- Action item
The entries below must be transcribed exactly. Leave nothing out.

Figure record listings:
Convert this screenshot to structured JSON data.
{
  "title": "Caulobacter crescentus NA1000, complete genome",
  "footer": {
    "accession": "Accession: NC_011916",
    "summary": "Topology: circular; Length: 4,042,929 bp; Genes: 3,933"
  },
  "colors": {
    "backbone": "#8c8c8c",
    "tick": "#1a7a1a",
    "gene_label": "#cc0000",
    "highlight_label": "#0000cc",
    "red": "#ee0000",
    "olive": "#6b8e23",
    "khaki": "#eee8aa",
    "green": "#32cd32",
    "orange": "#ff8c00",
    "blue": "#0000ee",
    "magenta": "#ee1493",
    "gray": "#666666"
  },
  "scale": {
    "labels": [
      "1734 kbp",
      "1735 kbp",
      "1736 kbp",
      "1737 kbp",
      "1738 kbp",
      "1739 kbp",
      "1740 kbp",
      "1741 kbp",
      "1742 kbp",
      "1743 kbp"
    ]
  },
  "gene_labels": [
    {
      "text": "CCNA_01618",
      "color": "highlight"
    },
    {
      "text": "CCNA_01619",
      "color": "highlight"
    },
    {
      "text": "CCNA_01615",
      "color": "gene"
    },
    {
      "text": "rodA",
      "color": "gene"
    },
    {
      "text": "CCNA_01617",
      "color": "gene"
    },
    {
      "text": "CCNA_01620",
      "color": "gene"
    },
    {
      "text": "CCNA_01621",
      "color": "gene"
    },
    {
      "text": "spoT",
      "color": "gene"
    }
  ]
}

- Output for this task
Convert this screenshot to structured JSON data.
{
  "title": "Caulobacter crescentus NA1000, complete genome",
  "footer": {
    "accession": "Accession: NC_011916",
    "summary": "Topology: circular; Length: 4,042,929 bp; Genes: 3,933"
  },
  "colors": {
    "backbone": "#8c8c8c",
    "tick": "#1a7a1a",
    "gene_label": "#cc0000",
    "highlight_label": "#0000cc",
    "red": "#ee0000",
    "olive": "#6b8e23",
    "khaki": "#eee8aa",
    "green": "#32cd32",
    "orange": "#ff8c00",
    "blue": "#0000ee",
    "magenta": "#ee1493",
    "gray": "#666666"
  },
  "scale": {
    "labels": [
      "1734 kbp",
      "1735 kbp",
      "1736 kbp",
      "1737 kbp",
      "1738 kbp",
      "1739 kbp",
      "1740 kbp",
      "1741 kbp",
      "1742 kbp",
      "1743 kbp"
    ]
  },
  "gene_labels": [
    {
      "text": "CCNA_01618",
      "color": "highlight"
    },
    {
      "text": "CCNA_01619",
      "color": "highlight"
    },
    {
      "text": "CCNA_01615",
      "color": "gene"
    },
    {
      "text": "rodA",
      "color": "gene"
    },
    {
      "text": "CCNA_01617",
      "color": "gene"
    },
    {
      "text": "CCNA_01620",
      "color": "gene"
    },
    {
      "text": "CCNA_01621",
      "color": "gene"
    },
    {
      "text": "spoT",
      "color": "gene"
    }
  ]
}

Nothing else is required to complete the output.